◆ **What to do**:
Images are not part of the copy; write out the rest of the data exactly as given.

◆ **Exercise material**:
* * * *

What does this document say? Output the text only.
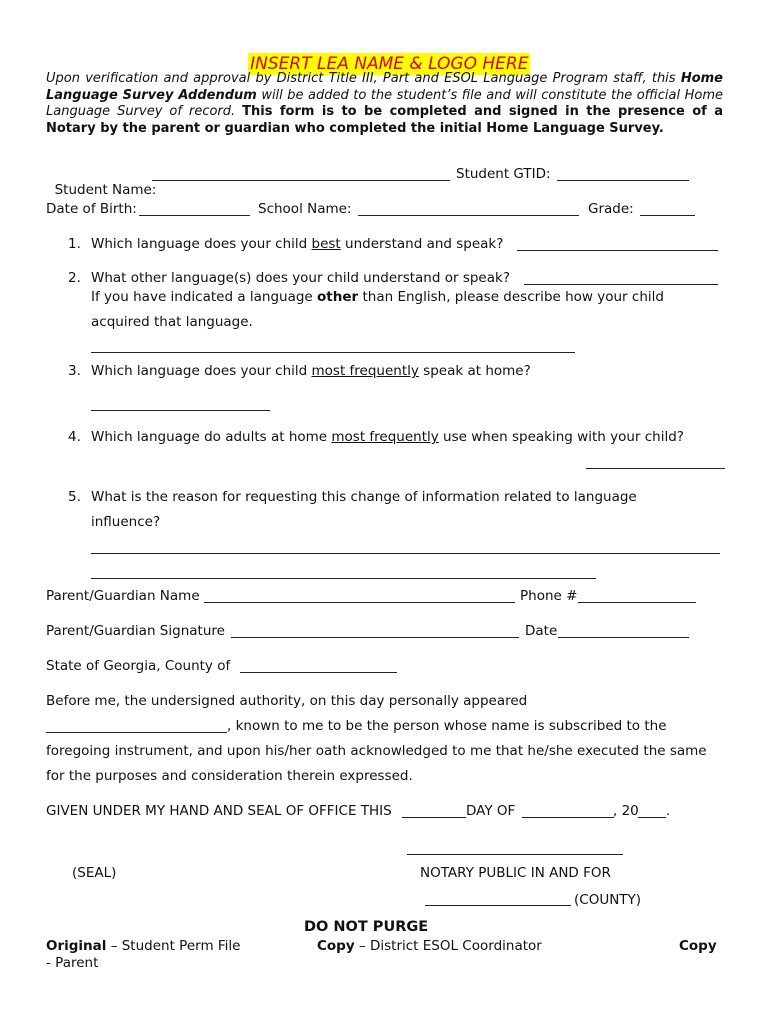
INSERT LEA NAME & LOGO HERE

Upon verification and approval by District Title III, Part and ESOL Language Program staff, this Home Language Survey Addendum will be added to the student’s file and will constitute the official Home Language Survey of record. This form is to be completed and signed in the presence of a Notary by the parent or guardian who completed the initial Home Language Survey.

Student Name:

Student GTID:
Date of Birth:	School Name:	Grade:
1. Which language does your child best understand and speak?
2. What other language(s) does your child understand or speak?
If you have indicated a language other than English, please describe how your child
acquired that language.
3. Which language does your child most frequently speak at home?
4. Which language do adults at home most frequently use when speaking with your child?
5. What is the reason for requesting this change of information related to language
influence?
Parent/Guardian Name	Phone #
Parent/Guardian Signature	Date
State of Georgia, County of
Before me, the undersigned authority, on this day personally appeared
, known to me to be the person whose name is subscribed to the
foregoing instrument, and upon his/her oath acknowledged to me that he/she executed the same
for the purposes and consideration therein expressed.
GIVEN UNDER MY HAND AND SEAL OF OFFICE THIS	DAY OF	, 20 .
(SEAL)	NOTARY PUBLIC IN AND FOR
(COUNTY)
DO NOT PURGE
Original – Student Perm File
- Parent
Copy – District ESOL Coordinator	Copy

* * * *

◆ **Solution to this exercise**:
What does this document say? Output the text only.
INSERT LEA NAME & LOGO HERE

Upon verification and approval by District Title III, Part and ESOL Language Program staff, this Home Language Survey Addendum will be added to the student’s file and will constitute the official Home Language Survey of record. This form is to be completed and signed in the presence of a Notary by the parent or guardian who completed the initial Home Language Survey.

Student Name:

Student GTID:
Date of Birth:	School Name:	Grade:
1. Which language does your child best understand and speak?
2. What other language(s) does your child understand or speak?
If you have indicated a language other than English, please describe how your child
acquired that language.
3. Which language does your child most frequently speak at home?
4. Which language do adults at home most frequently use when speaking with your child?
5. What is the reason for requesting this change of information related to language
influence?
Parent/Guardian Name	Phone #
Parent/Guardian Signature	Date
State of Georgia, County of
Before me, the undersigned authority, on this day personally appeared
, known to me to be the person whose name is subscribed to the
foregoing instrument, and upon his/her oath acknowledged to me that he/she executed the same
for the purposes and consideration therein expressed.
GIVEN UNDER MY HAND AND SEAL OF OFFICE THIS	DAY OF	, 20 .
(SEAL)	NOTARY PUBLIC IN AND FOR
(COUNTY)
DO NOT PURGE
Original – Student Perm File
- Parent
Copy – District ESOL Coordinator	Copy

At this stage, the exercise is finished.